— Start of Material supplied —

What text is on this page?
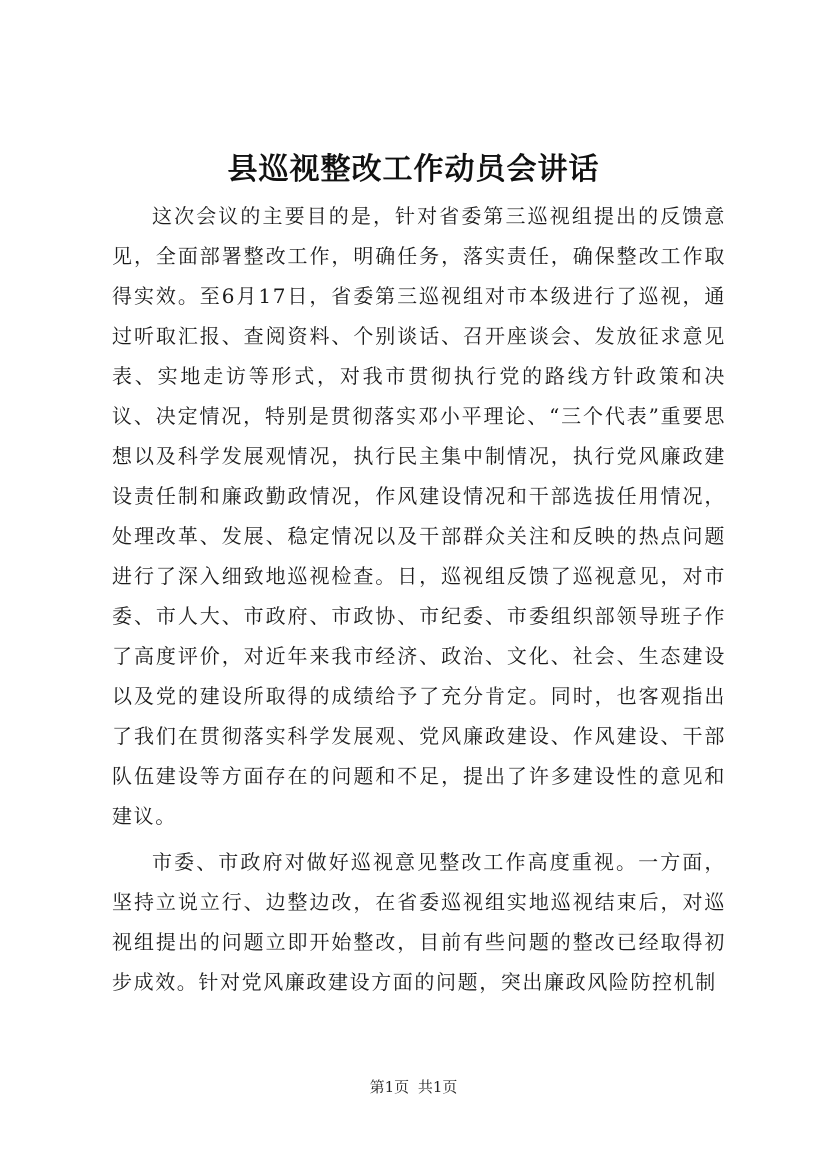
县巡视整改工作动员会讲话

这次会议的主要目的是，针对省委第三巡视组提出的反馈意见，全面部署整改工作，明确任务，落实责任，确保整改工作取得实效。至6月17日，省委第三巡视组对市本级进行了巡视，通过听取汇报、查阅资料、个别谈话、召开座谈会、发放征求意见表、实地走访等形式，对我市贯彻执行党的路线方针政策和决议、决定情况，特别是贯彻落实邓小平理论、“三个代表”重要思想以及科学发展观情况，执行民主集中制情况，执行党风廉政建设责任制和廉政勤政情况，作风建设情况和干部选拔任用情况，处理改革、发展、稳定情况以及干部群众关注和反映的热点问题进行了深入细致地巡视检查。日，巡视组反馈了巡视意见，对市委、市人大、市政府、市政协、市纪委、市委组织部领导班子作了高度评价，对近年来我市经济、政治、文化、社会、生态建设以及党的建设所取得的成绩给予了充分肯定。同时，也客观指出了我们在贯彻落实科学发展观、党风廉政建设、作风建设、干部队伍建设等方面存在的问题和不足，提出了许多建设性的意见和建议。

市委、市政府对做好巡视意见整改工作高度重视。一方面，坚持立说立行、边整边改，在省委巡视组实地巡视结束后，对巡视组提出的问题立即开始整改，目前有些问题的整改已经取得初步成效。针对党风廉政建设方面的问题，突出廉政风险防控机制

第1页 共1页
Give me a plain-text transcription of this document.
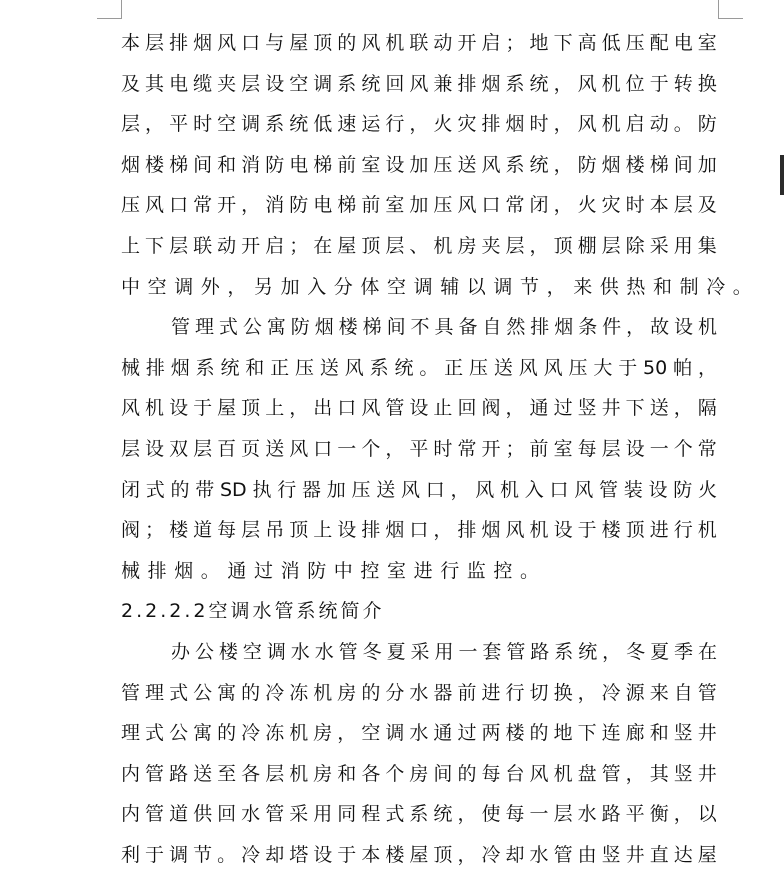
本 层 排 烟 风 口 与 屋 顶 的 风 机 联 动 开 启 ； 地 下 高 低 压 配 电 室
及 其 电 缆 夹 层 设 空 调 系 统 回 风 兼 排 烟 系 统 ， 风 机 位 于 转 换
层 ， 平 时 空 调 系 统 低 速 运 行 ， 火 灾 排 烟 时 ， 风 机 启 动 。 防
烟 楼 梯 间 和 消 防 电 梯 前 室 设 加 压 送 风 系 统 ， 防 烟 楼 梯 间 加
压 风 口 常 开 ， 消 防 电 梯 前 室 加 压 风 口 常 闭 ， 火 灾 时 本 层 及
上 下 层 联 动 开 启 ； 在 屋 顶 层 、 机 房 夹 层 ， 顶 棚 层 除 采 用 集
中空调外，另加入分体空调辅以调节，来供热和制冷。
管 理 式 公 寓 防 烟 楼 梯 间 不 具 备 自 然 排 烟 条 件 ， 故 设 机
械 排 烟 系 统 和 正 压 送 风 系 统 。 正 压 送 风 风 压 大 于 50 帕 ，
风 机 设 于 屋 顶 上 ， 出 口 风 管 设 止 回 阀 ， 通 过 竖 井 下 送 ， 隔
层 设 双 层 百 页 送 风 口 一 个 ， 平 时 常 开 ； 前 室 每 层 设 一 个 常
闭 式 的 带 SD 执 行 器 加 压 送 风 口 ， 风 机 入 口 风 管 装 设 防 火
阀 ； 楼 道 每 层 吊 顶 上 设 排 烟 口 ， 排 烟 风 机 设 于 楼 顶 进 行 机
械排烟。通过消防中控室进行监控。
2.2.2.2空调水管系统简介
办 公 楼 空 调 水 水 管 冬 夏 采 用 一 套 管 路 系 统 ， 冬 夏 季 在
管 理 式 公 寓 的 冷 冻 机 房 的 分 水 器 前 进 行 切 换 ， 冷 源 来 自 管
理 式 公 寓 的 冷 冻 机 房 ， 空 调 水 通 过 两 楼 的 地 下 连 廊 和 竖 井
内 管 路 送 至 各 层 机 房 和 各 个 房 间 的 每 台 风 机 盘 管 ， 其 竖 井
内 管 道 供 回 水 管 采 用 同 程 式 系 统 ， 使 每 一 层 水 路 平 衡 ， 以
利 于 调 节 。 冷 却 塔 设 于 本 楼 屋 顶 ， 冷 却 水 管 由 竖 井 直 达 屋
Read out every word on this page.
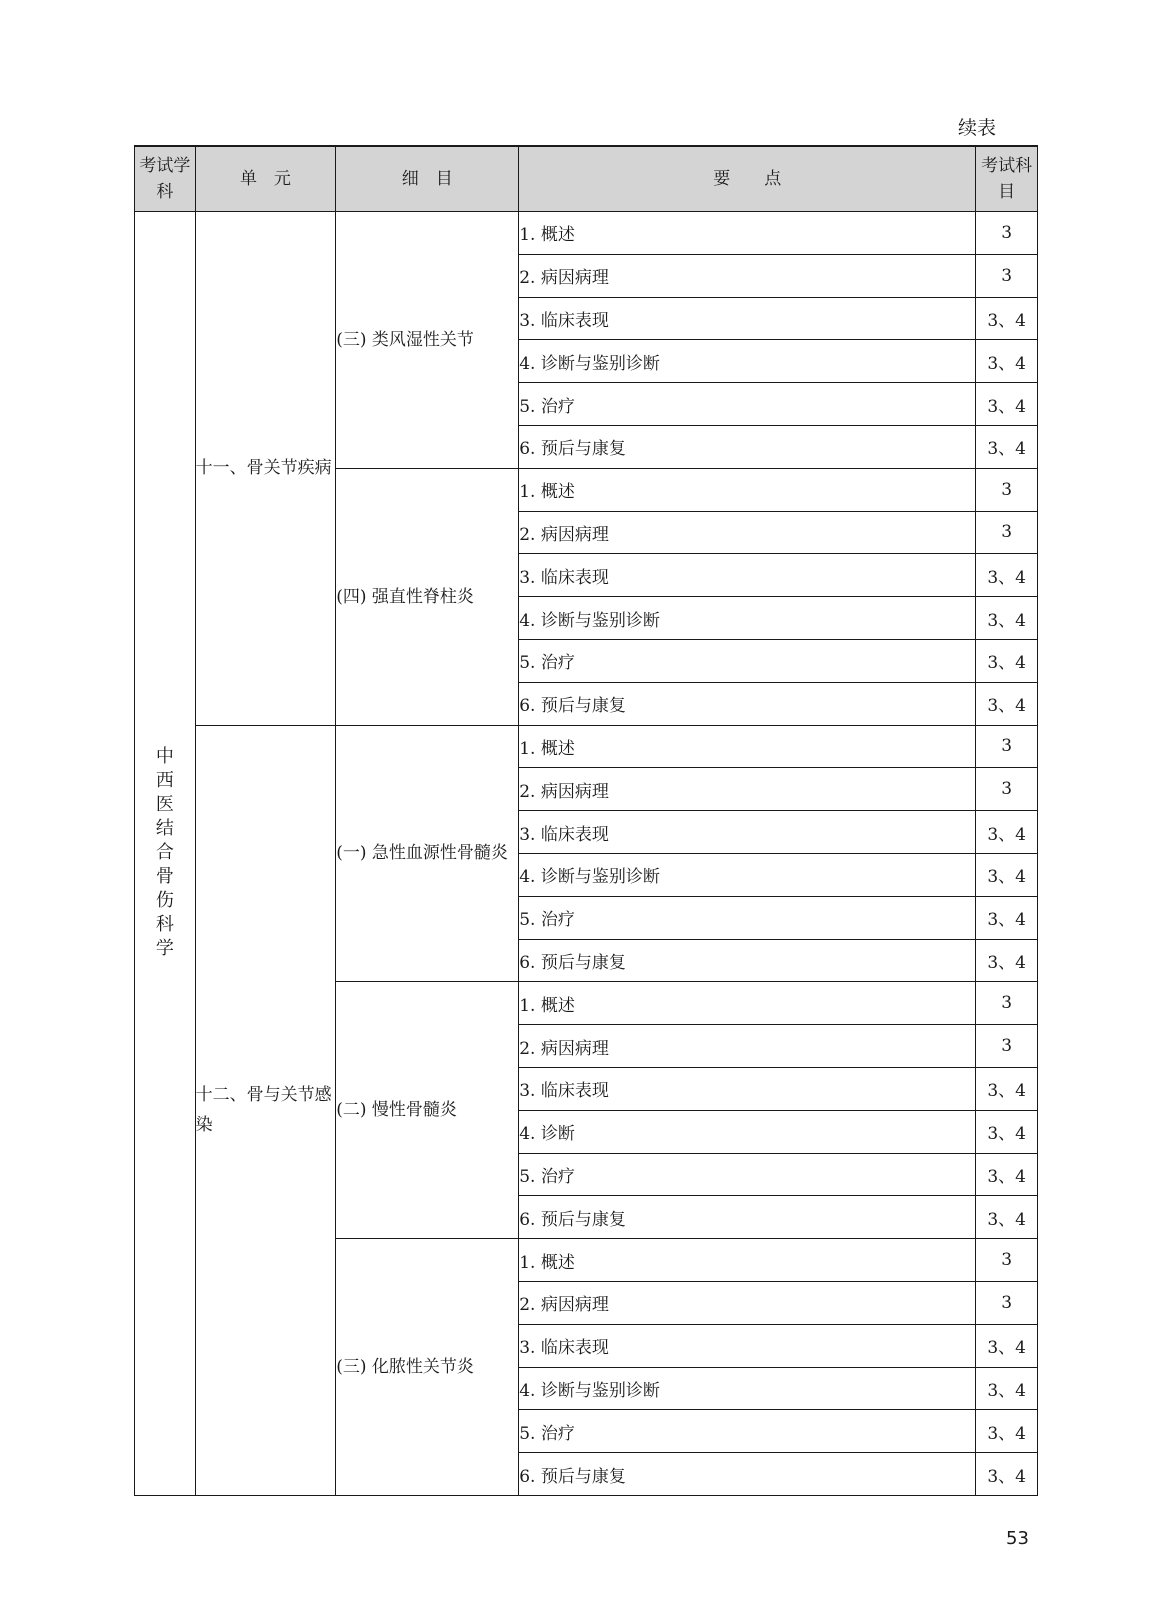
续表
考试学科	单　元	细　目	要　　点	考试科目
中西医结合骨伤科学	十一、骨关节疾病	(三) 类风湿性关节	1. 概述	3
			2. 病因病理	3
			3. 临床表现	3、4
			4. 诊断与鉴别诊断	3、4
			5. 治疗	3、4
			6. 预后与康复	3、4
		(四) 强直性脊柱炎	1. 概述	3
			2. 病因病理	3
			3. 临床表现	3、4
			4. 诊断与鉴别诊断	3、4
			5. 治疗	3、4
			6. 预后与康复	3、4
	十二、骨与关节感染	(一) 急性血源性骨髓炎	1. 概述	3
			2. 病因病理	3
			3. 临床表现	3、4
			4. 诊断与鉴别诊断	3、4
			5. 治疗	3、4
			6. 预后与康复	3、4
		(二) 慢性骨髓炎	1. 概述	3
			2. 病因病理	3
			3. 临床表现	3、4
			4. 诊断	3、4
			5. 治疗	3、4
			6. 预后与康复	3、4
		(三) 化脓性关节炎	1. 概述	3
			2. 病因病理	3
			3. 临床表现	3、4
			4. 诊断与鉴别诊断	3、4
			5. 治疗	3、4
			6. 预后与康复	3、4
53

— End of Material supplied —

What is the number of lines in these records that contain "text"? Reply with the number only.

2